- _WHAT THIS TASK INVOLVES_
Convert the lines of the listing into a numbered list with blank lines left out, starting with the first line and continuing through the line that contains "Point bbox=[146, 674, 169, 689]", both ends included, and covering only those lines.

- _INPUT ROWS_
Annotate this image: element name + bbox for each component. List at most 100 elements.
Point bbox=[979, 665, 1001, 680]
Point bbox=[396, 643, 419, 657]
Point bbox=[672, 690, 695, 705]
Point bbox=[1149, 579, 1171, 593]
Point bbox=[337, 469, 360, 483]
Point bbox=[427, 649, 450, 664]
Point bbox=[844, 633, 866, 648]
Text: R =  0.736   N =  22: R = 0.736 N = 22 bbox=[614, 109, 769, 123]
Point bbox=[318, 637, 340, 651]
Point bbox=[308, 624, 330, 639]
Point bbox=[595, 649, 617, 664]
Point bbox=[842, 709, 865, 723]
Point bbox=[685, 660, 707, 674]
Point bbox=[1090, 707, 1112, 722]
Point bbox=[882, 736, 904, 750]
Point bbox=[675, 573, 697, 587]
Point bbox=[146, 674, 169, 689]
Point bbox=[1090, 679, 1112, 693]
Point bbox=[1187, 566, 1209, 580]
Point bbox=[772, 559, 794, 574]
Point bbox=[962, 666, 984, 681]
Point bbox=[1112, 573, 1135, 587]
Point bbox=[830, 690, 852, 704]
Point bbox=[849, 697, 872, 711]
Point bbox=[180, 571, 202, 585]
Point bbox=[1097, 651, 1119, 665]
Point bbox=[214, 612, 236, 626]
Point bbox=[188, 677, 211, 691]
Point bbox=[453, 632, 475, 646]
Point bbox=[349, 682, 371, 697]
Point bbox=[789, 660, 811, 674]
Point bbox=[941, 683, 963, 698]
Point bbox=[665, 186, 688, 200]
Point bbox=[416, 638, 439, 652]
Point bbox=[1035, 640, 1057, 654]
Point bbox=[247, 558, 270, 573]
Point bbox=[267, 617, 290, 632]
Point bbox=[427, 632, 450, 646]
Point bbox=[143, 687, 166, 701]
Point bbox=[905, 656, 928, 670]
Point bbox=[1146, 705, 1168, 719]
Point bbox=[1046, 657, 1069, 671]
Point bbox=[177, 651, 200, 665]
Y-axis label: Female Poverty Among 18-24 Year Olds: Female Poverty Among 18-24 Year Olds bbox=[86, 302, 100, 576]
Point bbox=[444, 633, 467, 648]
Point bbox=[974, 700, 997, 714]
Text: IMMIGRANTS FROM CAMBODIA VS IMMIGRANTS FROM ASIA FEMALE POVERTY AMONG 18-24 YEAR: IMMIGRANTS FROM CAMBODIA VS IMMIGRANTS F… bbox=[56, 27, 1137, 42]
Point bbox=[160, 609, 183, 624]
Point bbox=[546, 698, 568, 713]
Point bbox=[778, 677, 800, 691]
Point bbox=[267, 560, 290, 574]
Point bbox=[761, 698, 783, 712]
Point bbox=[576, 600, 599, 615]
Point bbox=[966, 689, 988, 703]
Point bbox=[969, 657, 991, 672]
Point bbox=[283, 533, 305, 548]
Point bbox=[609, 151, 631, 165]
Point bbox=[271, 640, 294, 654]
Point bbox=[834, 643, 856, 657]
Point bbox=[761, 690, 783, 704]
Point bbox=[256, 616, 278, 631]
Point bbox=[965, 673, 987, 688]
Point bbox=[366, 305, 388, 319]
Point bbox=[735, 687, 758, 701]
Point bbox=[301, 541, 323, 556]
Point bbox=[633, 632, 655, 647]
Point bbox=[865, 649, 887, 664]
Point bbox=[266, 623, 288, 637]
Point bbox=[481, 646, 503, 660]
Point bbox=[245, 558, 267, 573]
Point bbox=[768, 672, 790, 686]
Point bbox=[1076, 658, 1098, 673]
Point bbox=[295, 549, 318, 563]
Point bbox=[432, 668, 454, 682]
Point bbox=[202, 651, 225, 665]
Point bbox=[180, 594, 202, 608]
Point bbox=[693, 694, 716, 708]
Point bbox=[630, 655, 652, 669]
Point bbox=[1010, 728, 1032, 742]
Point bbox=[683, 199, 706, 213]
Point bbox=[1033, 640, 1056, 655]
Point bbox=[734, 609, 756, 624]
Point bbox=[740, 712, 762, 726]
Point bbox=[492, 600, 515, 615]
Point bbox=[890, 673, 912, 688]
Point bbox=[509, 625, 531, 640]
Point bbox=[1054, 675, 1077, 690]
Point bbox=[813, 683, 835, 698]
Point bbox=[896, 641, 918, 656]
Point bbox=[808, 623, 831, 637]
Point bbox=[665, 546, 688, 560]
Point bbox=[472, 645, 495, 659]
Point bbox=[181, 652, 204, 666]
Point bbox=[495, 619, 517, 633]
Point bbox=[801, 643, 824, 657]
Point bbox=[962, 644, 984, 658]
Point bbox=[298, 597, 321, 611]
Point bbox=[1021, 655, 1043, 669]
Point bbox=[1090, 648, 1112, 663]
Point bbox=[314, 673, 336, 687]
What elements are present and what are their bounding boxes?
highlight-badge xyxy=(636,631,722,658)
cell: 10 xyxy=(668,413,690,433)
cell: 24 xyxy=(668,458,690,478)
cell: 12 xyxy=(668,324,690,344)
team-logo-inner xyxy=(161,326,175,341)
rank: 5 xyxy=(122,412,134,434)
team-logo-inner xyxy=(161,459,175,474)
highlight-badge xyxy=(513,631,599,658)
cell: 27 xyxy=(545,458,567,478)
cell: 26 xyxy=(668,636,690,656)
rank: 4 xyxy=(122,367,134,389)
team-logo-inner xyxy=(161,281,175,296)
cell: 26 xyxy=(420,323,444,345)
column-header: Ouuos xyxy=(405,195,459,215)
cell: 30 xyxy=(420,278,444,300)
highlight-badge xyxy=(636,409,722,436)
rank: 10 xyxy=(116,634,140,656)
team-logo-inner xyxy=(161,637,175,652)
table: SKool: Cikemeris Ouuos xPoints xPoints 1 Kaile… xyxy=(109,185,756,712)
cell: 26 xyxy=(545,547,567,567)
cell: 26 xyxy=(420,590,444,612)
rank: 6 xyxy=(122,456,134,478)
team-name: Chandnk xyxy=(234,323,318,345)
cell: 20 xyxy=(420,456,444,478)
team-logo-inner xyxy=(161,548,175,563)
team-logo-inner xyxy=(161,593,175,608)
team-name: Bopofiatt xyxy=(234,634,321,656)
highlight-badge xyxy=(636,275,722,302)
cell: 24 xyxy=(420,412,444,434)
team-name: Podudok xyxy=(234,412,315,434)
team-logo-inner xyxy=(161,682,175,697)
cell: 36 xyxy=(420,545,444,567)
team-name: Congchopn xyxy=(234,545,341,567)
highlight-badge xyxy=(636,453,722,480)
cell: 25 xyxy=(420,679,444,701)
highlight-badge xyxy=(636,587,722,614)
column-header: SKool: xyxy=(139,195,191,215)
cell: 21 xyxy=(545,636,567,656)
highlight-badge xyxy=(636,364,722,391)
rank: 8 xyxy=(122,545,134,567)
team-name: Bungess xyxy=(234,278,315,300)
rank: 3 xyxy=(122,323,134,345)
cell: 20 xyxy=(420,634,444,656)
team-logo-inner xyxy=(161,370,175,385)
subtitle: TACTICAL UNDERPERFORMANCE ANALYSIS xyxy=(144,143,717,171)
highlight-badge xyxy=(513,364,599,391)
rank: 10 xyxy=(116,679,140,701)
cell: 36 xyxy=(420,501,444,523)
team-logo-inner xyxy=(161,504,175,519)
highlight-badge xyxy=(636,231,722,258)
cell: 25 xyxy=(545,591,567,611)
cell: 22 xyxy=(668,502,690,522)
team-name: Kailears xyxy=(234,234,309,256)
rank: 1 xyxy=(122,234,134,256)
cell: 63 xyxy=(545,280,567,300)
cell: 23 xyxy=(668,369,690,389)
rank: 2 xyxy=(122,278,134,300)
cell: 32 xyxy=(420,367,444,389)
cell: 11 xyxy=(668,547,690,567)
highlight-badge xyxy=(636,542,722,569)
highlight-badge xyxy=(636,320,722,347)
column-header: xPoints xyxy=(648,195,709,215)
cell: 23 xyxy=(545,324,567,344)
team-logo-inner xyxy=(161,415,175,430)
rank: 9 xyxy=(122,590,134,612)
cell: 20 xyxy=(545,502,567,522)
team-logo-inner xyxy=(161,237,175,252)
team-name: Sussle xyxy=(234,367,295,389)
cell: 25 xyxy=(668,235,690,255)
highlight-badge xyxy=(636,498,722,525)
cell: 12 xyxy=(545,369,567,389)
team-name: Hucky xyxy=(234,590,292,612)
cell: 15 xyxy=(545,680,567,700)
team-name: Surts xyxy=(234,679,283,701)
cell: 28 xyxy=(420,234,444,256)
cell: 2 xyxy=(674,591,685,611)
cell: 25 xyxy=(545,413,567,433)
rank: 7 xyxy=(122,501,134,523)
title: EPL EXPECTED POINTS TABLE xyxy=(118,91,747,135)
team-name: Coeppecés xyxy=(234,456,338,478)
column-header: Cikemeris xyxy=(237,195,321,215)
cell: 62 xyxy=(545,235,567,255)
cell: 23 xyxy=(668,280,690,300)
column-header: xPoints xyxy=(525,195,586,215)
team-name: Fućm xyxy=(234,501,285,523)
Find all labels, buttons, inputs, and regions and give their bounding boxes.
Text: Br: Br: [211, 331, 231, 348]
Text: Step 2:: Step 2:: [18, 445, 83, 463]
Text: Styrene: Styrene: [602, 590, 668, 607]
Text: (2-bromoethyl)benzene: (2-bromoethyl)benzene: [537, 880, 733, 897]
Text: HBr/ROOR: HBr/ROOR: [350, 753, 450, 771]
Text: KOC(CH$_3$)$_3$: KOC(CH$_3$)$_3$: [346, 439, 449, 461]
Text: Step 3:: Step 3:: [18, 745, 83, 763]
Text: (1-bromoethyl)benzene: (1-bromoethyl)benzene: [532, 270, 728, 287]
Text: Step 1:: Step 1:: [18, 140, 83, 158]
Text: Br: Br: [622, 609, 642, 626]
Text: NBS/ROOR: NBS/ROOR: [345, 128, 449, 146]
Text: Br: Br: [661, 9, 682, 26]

- _ANSWER TO THE EXERCISE_
1. Annotate this image: element name + bbox for each component. List at most 100 elements.
2. Point bbox=[979, 665, 1001, 680]
3. Point bbox=[396, 643, 419, 657]
4. Point bbox=[672, 690, 695, 705]
5. Point bbox=[1149, 579, 1171, 593]
6. Point bbox=[337, 469, 360, 483]
7. Point bbox=[427, 649, 450, 664]
8. Point bbox=[844, 633, 866, 648]
9. Text: R =  0.736   N =  22: R = 0.736 N = 22 bbox=[614, 109, 769, 123]
10. Point bbox=[318, 637, 340, 651]
11. Point bbox=[308, 624, 330, 639]
12. Point bbox=[595, 649, 617, 664]
13. Point bbox=[842, 709, 865, 723]
14. Point bbox=[685, 660, 707, 674]
15. Point bbox=[1090, 707, 1112, 722]
16. Point bbox=[882, 736, 904, 750]
17. Point bbox=[675, 573, 697, 587]
18. Point bbox=[146, 674, 169, 689]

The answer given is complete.